◆ EXERCISE MATERIALS ◆
....
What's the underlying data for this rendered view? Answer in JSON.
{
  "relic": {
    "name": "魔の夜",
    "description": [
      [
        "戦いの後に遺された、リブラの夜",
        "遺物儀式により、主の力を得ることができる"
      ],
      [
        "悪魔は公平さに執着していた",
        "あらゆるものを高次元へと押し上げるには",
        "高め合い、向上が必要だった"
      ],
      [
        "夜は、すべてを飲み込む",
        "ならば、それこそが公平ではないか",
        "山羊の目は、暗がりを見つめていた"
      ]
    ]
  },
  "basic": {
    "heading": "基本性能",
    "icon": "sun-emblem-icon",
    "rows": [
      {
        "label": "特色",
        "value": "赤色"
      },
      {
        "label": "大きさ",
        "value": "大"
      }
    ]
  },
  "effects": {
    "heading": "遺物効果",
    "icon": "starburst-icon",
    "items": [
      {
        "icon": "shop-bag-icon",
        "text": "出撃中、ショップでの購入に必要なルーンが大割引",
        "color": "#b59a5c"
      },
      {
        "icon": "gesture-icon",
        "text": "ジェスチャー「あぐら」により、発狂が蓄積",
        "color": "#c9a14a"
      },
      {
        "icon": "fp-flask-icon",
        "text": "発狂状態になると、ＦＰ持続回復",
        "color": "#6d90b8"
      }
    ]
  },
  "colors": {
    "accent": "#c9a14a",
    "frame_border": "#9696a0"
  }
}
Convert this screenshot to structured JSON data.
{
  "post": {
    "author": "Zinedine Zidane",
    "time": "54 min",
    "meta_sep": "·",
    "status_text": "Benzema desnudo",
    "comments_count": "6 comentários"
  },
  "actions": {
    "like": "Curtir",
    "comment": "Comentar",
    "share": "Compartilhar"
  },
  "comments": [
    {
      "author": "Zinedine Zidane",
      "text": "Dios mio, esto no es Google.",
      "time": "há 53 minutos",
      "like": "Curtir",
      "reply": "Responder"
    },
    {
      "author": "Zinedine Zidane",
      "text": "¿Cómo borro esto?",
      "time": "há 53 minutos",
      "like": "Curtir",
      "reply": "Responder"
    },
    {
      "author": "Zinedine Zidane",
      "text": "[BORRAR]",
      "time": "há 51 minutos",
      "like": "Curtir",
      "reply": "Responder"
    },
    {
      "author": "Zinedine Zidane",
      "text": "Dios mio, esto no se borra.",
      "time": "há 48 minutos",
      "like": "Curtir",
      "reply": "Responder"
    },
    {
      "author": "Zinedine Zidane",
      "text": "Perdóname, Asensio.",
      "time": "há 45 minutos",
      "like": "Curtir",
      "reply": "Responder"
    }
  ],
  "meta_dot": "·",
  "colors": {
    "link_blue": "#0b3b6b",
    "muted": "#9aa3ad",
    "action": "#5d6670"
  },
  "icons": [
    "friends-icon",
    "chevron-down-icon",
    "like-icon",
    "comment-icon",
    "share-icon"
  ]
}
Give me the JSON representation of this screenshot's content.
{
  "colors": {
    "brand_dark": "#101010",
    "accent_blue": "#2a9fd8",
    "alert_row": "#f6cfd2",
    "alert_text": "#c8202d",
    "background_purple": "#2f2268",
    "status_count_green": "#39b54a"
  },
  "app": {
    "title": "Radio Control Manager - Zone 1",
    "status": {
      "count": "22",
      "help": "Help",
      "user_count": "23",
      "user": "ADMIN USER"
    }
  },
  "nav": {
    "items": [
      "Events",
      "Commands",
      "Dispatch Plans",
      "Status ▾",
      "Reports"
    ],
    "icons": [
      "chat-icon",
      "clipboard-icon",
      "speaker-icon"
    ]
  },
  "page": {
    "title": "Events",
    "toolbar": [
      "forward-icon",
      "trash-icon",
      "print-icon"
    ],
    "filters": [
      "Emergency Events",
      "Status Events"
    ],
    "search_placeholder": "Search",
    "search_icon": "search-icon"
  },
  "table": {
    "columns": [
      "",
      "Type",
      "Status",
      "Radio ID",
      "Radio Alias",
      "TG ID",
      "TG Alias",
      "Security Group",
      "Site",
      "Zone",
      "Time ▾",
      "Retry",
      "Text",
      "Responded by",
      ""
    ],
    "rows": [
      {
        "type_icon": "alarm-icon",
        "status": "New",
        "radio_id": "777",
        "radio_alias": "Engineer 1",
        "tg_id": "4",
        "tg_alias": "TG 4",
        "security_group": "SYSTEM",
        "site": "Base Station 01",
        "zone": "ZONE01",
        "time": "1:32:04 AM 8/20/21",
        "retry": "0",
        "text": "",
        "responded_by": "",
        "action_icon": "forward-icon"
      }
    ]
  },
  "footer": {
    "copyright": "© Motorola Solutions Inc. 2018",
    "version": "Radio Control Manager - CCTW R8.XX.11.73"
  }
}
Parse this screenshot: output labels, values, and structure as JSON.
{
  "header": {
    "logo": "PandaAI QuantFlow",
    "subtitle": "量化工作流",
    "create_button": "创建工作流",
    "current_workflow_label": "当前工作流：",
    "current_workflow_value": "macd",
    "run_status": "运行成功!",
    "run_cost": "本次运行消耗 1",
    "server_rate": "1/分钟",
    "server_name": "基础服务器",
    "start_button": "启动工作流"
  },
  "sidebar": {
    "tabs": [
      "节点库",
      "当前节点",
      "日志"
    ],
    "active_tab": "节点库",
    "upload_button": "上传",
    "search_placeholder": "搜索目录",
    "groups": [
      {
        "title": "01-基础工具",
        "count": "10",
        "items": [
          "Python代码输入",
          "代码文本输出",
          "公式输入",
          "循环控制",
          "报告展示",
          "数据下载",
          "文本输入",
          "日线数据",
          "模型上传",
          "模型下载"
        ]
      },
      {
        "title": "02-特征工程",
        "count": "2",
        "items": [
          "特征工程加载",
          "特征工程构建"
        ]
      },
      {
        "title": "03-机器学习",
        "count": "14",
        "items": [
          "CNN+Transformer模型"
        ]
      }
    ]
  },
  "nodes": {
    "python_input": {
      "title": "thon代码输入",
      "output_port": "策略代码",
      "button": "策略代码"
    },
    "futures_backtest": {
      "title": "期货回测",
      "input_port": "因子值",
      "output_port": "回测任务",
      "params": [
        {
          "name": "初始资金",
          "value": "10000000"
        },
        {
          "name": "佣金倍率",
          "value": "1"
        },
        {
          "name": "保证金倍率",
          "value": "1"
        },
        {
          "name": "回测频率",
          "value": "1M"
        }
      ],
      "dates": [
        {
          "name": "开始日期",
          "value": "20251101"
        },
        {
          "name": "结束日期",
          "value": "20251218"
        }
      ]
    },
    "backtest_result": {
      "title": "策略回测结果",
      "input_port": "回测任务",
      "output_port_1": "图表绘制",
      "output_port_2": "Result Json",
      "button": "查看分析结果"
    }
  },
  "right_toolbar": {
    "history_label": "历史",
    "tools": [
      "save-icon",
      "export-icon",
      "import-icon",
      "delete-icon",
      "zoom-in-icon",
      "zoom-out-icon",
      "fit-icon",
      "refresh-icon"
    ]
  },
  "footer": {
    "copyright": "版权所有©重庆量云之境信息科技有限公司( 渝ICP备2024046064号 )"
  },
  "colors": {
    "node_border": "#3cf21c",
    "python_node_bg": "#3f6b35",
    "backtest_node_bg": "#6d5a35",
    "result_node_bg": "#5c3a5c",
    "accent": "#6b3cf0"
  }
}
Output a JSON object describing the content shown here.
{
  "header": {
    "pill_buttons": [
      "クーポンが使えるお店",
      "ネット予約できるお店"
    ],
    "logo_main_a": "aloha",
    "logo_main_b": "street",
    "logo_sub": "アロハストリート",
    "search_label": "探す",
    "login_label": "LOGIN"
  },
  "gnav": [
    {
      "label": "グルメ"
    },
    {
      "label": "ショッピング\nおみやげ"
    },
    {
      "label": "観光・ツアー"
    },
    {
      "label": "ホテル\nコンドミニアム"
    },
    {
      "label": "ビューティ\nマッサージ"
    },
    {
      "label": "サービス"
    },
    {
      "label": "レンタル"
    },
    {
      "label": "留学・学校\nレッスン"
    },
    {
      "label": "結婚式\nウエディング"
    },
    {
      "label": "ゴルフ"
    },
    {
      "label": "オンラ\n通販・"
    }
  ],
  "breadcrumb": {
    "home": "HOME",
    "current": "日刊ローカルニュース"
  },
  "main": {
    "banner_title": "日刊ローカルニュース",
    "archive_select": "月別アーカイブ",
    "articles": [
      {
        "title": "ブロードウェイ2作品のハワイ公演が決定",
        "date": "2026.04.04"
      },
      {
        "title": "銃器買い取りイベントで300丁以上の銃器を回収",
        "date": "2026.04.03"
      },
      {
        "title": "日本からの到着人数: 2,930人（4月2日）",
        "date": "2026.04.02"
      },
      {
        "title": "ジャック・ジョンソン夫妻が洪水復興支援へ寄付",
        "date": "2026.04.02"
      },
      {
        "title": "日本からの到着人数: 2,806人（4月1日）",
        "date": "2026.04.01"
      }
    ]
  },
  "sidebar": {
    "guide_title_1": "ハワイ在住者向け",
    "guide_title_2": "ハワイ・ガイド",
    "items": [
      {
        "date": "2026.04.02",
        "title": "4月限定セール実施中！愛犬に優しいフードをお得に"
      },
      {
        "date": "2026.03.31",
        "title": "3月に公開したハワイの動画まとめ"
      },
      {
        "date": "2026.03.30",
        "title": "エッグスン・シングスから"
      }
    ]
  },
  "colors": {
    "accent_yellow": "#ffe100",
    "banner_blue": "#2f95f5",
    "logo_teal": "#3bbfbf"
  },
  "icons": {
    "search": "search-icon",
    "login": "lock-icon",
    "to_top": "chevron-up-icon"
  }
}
....
◆ WHAT YOU NEED TO DO ◆
Search the lines above for the string "forward", then show every one that has it.

◆ FINAL ANSWER ◆
      "forward-icon",
        "action_icon": "forward-icon"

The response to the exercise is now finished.